[INPUT DATA]

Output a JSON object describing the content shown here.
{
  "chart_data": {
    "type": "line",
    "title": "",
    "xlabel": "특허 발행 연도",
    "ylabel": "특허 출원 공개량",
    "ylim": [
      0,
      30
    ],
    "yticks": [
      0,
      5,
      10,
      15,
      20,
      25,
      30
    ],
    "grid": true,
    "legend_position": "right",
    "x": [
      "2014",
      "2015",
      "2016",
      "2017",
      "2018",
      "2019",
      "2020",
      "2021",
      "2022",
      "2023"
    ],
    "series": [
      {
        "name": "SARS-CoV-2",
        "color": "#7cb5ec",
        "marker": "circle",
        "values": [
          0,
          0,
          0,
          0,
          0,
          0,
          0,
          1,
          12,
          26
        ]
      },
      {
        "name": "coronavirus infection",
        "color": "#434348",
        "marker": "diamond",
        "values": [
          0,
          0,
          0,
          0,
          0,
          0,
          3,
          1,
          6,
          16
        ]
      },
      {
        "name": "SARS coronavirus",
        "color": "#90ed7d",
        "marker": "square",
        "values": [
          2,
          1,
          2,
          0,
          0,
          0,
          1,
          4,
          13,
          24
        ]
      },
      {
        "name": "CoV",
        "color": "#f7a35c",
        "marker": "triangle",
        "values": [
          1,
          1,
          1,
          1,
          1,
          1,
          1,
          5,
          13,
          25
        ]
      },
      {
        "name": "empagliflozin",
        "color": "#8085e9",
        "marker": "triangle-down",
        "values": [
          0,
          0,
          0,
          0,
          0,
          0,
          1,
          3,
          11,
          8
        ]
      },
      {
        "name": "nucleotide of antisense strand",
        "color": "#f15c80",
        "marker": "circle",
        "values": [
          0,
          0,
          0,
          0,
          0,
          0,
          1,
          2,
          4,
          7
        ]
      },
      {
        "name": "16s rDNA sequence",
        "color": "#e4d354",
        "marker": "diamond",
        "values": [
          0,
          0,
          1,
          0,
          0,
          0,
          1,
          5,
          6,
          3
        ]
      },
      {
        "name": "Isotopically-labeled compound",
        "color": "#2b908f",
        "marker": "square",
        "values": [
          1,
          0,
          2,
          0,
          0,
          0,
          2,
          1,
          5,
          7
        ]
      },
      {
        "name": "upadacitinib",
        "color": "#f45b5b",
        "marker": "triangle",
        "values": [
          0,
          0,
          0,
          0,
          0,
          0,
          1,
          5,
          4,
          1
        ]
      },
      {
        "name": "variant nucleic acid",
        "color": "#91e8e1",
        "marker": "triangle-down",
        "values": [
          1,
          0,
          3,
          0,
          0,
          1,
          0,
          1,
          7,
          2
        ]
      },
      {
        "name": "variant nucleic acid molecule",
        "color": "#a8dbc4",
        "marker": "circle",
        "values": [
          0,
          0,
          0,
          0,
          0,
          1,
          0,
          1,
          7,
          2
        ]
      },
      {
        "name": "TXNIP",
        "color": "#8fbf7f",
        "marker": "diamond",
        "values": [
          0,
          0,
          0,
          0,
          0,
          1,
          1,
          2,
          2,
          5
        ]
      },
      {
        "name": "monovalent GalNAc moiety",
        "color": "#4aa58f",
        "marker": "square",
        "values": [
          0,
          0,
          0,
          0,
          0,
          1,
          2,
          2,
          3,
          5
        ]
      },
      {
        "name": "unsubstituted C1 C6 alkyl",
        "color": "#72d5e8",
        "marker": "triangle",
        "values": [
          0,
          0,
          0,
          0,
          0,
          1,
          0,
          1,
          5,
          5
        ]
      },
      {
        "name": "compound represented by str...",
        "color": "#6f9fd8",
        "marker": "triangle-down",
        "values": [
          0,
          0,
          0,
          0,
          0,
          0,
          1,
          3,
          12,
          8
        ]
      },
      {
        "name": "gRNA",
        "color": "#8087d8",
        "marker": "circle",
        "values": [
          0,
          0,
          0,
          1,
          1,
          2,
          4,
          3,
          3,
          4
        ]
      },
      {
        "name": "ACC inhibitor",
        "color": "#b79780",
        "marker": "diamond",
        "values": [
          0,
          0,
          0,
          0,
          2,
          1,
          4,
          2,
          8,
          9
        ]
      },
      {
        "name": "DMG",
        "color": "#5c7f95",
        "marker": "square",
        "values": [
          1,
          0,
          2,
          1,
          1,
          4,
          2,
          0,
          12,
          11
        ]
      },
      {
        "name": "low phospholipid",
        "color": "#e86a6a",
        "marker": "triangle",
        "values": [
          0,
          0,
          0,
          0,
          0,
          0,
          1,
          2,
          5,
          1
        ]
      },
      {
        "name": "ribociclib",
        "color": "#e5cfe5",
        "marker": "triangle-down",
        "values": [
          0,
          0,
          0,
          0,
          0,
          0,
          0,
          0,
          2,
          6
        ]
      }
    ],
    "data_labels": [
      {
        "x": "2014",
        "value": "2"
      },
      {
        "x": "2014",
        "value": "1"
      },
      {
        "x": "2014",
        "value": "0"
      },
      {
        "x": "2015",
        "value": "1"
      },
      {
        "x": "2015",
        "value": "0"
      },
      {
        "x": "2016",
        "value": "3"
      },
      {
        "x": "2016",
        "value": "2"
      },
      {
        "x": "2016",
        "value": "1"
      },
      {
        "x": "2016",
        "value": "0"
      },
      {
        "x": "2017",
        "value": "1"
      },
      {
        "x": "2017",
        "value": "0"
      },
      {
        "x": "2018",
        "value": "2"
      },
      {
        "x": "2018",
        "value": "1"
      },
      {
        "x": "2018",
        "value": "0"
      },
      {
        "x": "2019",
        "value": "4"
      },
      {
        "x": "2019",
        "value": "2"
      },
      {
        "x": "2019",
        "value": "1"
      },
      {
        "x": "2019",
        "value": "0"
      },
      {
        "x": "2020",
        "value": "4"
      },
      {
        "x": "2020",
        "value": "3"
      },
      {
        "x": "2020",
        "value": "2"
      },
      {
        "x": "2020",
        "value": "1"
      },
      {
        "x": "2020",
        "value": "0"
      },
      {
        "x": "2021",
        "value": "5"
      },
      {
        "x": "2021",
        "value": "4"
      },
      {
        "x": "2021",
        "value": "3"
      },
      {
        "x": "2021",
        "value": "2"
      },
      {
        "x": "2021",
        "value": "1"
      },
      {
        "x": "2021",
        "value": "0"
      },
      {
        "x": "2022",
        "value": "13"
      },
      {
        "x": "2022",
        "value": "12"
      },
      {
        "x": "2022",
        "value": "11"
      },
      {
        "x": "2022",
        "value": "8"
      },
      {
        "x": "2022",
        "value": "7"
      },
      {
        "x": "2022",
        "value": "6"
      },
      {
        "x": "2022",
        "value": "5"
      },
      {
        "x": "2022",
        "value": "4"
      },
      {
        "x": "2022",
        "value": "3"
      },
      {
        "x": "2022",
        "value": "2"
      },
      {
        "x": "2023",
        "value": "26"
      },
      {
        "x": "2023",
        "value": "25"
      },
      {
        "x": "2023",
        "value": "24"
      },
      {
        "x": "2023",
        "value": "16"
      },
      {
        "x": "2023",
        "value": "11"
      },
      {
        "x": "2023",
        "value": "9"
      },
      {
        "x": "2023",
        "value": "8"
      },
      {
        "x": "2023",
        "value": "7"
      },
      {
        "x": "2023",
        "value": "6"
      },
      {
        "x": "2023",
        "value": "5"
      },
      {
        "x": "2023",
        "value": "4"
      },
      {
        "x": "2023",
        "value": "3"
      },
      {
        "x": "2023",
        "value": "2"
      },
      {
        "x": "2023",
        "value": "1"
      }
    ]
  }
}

[/INPUT DATA]

» **TASK DETAILS**
All entries are to be reproduced verbatim, with none omitted.

» **YOUR RESPONSE**
Output a JSON object describing the content shown here.
{
  "chart_data": {
    "type": "line",
    "title": "",
    "xlabel": "특허 발행 연도",
    "ylabel": "특허 출원 공개량",
    "ylim": [
      0,
      30
    ],
    "yticks": [
      0,
      5,
      10,
      15,
      20,
      25,
      30
    ],
    "grid": true,
    "legend_position": "right",
    "x": [
      "2014",
      "2015",
      "2016",
      "2017",
      "2018",
      "2019",
      "2020",
      "2021",
      "2022",
      "2023"
    ],
    "series": [
      {
        "name": "SARS-CoV-2",
        "color": "#7cb5ec",
        "marker": "circle",
        "values": [
          0,
          0,
          0,
          0,
          0,
          0,
          0,
          1,
          12,
          26
        ]
      },
      {
        "name": "coronavirus infection",
        "color": "#434348",
        "marker": "diamond",
        "values": [
          0,
          0,
          0,
          0,
          0,
          0,
          3,
          1,
          6,
          16
        ]
      },
      {
        "name": "SARS coronavirus",
        "color": "#90ed7d",
        "marker": "square",
        "values": [
          2,
          1,
          2,
          0,
          0,
          0,
          1,
          4,
          13,
          24
        ]
      },
      {
        "name": "CoV",
        "color": "#f7a35c",
        "marker": "triangle",
        "values": [
          1,
          1,
          1,
          1,
          1,
          1,
          1,
          5,
          13,
          25
        ]
      },
      {
        "name": "empagliflozin",
        "color": "#8085e9",
        "marker": "triangle-down",
        "values": [
          0,
          0,
          0,
          0,
          0,
          0,
          1,
          3,
          11,
          8
        ]
      },
      {
        "name": "nucleotide of antisense strand",
        "color": "#f15c80",
        "marker": "circle",
        "values": [
          0,
          0,
          0,
          0,
          0,
          0,
          1,
          2,
          4,
          7
        ]
      },
      {
        "name": "16s rDNA sequence",
        "color": "#e4d354",
        "marker": "diamond",
        "values": [
          0,
          0,
          1,
          0,
          0,
          0,
          1,
          5,
          6,
          3
        ]
      },
      {
        "name": "Isotopically-labeled compound",
        "color": "#2b908f",
        "marker": "square",
        "values": [
          1,
          0,
          2,
          0,
          0,
          0,
          2,
          1,
          5,
          7
        ]
      },
      {
        "name": "upadacitinib",
        "color": "#f45b5b",
        "marker": "triangle",
        "values": [
          0,
          0,
          0,
          0,
          0,
          0,
          1,
          5,
          4,
          1
        ]
      },
      {
        "name": "variant nucleic acid",
        "color": "#91e8e1",
        "marker": "triangle-down",
        "values": [
          1,
          0,
          3,
          0,
          0,
          1,
          0,
          1,
          7,
          2
        ]
      },
      {
        "name": "variant nucleic acid molecule",
        "color": "#a8dbc4",
        "marker": "circle",
        "values": [
          0,
          0,
          0,
          0,
          0,
          1,
          0,
          1,
          7,
          2
        ]
      },
      {
        "name": "TXNIP",
        "color": "#8fbf7f",
        "marker": "diamond",
        "values": [
          0,
          0,
          0,
          0,
          0,
          1,
          1,
          2,
          2,
          5
        ]
      },
      {
        "name": "monovalent GalNAc moiety",
        "color": "#4aa58f",
        "marker": "square",
        "values": [
          0,
          0,
          0,
          0,
          0,
          1,
          2,
          2,
          3,
          5
        ]
      },
      {
        "name": "unsubstituted C1 C6 alkyl",
        "color": "#72d5e8",
        "marker": "triangle",
        "values": [
          0,
          0,
          0,
          0,
          0,
          1,
          0,
          1,
          5,
          5
        ]
      },
      {
        "name": "compound represented by str...",
        "color": "#6f9fd8",
        "marker": "triangle-down",
        "values": [
          0,
          0,
          0,
          0,
          0,
          0,
          1,
          3,
          12,
          8
        ]
      },
      {
        "name": "gRNA",
        "color": "#8087d8",
        "marker": "circle",
        "values": [
          0,
          0,
          0,
          1,
          1,
          2,
          4,
          3,
          3,
          4
        ]
      },
      {
        "name": "ACC inhibitor",
        "color": "#b79780",
        "marker": "diamond",
        "values": [
          0,
          0,
          0,
          0,
          2,
          1,
          4,
          2,
          8,
          9
        ]
      },
      {
        "name": "DMG",
        "color": "#5c7f95",
        "marker": "square",
        "values": [
          1,
          0,
          2,
          1,
          1,
          4,
          2,
          0,
          12,
          11
        ]
      },
      {
        "name": "low phospholipid",
        "color": "#e86a6a",
        "marker": "triangle",
        "values": [
          0,
          0,
          0,
          0,
          0,
          0,
          1,
          2,
          5,
          1
        ]
      },
      {
        "name": "ribociclib",
        "color": "#e5cfe5",
        "marker": "triangle-down",
        "values": [
          0,
          0,
          0,
          0,
          0,
          0,
          0,
          0,
          2,
          6
        ]
      }
    ],
    "data_labels": [
      {
        "x": "2014",
        "value": "2"
      },
      {
        "x": "2014",
        "value": "1"
      },
      {
        "x": "2014",
        "value": "0"
      },
      {
        "x": "2015",
        "value": "1"
      },
      {
        "x": "2015",
        "value": "0"
      },
      {
        "x": "2016",
        "value": "3"
      },
      {
        "x": "2016",
        "value": "2"
      },
      {
        "x": "2016",
        "value": "1"
      },
      {
        "x": "2016",
        "value": "0"
      },
      {
        "x": "2017",
        "value": "1"
      },
      {
        "x": "2017",
        "value": "0"
      },
      {
        "x": "2018",
        "value": "2"
      },
      {
        "x": "2018",
        "value": "1"
      },
      {
        "x": "2018",
        "value": "0"
      },
      {
        "x": "2019",
        "value": "4"
      },
      {
        "x": "2019",
        "value": "2"
      },
      {
        "x": "2019",
        "value": "1"
      },
      {
        "x": "2019",
        "value": "0"
      },
      {
        "x": "2020",
        "value": "4"
      },
      {
        "x": "2020",
        "value": "3"
      },
      {
        "x": "2020",
        "value": "2"
      },
      {
        "x": "2020",
        "value": "1"
      },
      {
        "x": "2020",
        "value": "0"
      },
      {
        "x": "2021",
        "value": "5"
      },
      {
        "x": "2021",
        "value": "4"
      },
      {
        "x": "2021",
        "value": "3"
      },
      {
        "x": "2021",
        "value": "2"
      },
      {
        "x": "2021",
        "value": "1"
      },
      {
        "x": "2021",
        "value": "0"
      },
      {
        "x": "2022",
        "value": "13"
      },
      {
        "x": "2022",
        "value": "12"
      },
      {
        "x": "2022",
        "value": "11"
      },
      {
        "x": "2022",
        "value": "8"
      },
      {
        "x": "2022",
        "value": "7"
      },
      {
        "x": "2022",
        "value": "6"
      },
      {
        "x": "2022",
        "value": "5"
      },
      {
        "x": "2022",
        "value": "4"
      },
      {
        "x": "2022",
        "value": "3"
      },
      {
        "x": "2022",
        "value": "2"
      },
      {
        "x": "2023",
        "value": "26"
      },
      {
        "x": "2023",
        "value": "25"
      },
      {
        "x": "2023",
        "value": "24"
      },
      {
        "x": "2023",
        "value": "16"
      },
      {
        "x": "2023",
        "value": "11"
      },
      {
        "x": "2023",
        "value": "9"
      },
      {
        "x": "2023",
        "value": "8"
      },
      {
        "x": "2023",
        "value": "7"
      },
      {
        "x": "2023",
        "value": "6"
      },
      {
        "x": "2023",
        "value": "5"
      },
      {
        "x": "2023",
        "value": "4"
      },
      {
        "x": "2023",
        "value": "3"
      },
      {
        "x": "2023",
        "value": "2"
      },
      {
        "x": "2023",
        "value": "1"
      }
    ]
  }
}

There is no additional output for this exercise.